## Start PROVIDED DATA
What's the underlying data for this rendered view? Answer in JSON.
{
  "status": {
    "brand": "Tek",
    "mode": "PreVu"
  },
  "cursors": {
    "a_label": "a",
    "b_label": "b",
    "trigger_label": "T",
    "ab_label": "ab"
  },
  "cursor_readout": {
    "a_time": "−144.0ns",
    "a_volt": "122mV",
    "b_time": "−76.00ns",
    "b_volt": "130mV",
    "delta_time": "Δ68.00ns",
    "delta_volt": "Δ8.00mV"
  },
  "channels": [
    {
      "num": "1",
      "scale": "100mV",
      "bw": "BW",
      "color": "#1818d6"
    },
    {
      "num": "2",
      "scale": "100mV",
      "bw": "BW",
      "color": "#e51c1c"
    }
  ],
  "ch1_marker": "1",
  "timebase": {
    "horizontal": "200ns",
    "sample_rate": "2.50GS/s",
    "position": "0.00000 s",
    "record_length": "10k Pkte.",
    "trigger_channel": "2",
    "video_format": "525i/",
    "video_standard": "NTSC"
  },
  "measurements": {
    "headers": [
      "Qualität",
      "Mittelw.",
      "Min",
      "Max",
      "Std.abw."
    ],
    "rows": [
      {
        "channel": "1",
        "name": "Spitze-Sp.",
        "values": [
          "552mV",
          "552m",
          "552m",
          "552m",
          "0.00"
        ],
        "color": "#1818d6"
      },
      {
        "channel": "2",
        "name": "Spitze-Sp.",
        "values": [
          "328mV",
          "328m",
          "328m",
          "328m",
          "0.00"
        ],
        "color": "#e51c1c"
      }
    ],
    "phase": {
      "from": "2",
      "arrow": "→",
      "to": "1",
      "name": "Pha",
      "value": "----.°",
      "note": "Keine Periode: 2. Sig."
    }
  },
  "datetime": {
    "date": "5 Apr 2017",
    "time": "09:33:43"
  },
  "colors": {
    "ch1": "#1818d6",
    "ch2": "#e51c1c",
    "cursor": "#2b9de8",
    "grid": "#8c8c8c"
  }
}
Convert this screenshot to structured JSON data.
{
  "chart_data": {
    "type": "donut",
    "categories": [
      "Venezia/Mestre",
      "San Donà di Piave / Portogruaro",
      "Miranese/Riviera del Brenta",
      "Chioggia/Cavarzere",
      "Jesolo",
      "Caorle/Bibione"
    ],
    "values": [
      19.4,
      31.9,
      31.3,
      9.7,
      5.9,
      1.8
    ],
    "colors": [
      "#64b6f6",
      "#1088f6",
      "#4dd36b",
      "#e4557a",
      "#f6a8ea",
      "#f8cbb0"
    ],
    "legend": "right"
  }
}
## End PROVIDED DATA
= WHAT YOU WILL DO =
Copy out every line of the data that includes the word "JSON".

= WRITTEN ANSWER =
What's the underlying data for this rendered view? Answer in JSON.
Convert this screenshot to structured JSON data.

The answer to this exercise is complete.